Required work: Note each line where "профессиональной" appears, and copy it.

_ _ _

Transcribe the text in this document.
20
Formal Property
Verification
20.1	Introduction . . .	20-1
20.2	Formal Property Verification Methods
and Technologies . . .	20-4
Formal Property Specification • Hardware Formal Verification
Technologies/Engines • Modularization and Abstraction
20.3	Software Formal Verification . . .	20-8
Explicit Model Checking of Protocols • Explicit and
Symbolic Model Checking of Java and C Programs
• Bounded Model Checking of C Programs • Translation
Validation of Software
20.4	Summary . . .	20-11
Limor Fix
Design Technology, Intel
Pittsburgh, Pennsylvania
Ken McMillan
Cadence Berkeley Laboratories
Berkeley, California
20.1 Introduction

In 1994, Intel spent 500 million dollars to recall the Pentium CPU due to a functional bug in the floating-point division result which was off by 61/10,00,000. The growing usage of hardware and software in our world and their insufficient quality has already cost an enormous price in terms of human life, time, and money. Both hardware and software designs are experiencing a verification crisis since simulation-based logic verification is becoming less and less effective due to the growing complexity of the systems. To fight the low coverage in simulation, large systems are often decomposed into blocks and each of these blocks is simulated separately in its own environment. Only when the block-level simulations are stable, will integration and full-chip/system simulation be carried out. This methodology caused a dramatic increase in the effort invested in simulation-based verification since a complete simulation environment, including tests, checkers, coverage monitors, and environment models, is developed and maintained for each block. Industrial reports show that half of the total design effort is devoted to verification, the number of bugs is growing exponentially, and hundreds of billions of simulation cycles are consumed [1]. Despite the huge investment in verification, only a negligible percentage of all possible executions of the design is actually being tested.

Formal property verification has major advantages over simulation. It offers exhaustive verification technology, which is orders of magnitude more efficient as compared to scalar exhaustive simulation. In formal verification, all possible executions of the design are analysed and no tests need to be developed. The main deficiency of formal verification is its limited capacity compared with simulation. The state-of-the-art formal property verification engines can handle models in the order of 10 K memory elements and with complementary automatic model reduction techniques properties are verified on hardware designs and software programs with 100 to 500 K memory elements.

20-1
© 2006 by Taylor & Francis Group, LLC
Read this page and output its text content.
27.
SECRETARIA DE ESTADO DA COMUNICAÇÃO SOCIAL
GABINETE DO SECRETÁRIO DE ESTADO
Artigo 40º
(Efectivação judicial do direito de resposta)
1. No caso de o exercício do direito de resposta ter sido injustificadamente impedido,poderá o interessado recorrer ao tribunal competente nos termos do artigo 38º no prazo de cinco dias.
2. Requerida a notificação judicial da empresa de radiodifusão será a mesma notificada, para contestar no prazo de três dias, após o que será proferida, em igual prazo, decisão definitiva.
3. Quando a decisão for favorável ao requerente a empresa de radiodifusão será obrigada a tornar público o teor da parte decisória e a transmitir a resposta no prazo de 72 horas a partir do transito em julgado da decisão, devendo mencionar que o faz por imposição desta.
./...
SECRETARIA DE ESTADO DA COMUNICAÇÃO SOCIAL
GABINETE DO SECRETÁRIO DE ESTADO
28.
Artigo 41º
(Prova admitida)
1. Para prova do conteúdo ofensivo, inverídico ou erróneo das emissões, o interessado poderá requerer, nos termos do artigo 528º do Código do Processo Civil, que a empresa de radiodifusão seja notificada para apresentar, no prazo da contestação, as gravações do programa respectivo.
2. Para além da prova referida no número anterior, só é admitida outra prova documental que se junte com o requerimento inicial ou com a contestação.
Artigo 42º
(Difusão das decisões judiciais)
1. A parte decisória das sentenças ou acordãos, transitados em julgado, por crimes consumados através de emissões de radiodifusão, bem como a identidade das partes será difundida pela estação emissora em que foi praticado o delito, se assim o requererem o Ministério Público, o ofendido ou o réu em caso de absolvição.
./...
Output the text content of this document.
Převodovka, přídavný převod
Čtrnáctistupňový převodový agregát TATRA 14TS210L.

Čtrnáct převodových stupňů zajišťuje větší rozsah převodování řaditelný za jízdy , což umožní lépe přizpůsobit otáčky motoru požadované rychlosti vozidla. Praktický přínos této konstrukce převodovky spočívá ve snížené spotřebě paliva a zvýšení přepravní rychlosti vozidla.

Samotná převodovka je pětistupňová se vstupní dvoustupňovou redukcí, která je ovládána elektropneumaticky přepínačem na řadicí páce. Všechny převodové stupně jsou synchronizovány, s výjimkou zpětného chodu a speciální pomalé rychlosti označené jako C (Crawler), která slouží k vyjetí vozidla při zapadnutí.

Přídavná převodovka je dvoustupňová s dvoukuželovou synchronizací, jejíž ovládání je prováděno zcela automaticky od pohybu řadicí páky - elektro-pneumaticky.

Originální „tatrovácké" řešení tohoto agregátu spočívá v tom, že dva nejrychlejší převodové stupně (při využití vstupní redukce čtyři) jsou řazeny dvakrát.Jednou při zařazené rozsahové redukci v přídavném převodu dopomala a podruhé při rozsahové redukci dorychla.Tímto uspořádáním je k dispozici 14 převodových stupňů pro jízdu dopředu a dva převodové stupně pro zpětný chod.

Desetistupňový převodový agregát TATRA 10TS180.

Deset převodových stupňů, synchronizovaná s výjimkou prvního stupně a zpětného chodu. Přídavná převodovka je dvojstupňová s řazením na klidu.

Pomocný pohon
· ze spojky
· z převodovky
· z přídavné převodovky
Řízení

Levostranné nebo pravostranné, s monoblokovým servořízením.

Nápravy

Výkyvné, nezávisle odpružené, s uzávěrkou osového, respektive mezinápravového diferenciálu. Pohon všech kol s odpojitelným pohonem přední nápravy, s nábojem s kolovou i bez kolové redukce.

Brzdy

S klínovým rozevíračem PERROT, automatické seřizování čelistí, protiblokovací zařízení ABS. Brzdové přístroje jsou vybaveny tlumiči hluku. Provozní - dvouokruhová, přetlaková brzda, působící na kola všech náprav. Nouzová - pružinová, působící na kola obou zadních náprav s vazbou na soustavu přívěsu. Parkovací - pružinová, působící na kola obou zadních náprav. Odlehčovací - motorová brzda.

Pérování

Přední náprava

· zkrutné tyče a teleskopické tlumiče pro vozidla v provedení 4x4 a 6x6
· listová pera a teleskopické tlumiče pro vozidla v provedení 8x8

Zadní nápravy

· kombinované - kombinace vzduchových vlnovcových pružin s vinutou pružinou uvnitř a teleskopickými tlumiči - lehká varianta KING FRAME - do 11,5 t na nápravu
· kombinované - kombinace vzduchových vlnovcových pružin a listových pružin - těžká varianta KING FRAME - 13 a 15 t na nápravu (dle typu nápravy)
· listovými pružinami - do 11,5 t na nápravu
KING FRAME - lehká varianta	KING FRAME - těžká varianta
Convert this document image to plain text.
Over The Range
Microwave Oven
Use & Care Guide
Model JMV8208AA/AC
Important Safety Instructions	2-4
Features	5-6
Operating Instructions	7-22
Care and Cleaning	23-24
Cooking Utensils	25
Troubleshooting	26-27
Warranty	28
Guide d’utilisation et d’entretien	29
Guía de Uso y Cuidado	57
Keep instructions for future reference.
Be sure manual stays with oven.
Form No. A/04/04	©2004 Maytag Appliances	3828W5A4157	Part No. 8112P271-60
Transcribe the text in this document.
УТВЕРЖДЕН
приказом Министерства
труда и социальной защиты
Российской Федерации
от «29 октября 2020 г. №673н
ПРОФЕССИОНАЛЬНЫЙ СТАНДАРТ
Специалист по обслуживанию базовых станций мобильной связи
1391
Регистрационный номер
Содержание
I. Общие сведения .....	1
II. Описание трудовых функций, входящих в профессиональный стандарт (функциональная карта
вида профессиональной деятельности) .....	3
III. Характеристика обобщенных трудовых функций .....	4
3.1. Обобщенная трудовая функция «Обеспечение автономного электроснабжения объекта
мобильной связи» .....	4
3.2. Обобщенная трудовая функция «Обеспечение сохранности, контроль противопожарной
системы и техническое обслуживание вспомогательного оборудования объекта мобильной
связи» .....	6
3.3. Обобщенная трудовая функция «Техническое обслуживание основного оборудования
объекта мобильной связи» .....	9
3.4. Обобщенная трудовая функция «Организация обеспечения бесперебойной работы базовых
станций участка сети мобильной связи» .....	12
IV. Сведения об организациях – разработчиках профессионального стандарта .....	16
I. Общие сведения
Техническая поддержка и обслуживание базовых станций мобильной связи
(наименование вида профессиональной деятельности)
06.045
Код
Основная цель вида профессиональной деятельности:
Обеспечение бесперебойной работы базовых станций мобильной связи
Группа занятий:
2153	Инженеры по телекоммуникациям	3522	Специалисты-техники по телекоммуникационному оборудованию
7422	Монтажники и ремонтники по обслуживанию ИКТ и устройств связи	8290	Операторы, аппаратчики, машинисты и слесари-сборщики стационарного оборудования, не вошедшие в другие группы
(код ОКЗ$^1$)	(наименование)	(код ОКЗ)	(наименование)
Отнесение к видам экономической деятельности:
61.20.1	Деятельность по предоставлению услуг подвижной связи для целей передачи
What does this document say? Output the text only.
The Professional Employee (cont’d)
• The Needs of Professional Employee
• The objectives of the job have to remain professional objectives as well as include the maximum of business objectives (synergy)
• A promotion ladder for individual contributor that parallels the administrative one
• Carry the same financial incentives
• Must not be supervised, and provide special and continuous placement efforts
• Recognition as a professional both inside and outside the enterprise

_ _ _

Output:
вида профессиональной деятельности) .....	3
(наименование вида профессиональной деятельности)
Основная цель вида профессиональной деятельности:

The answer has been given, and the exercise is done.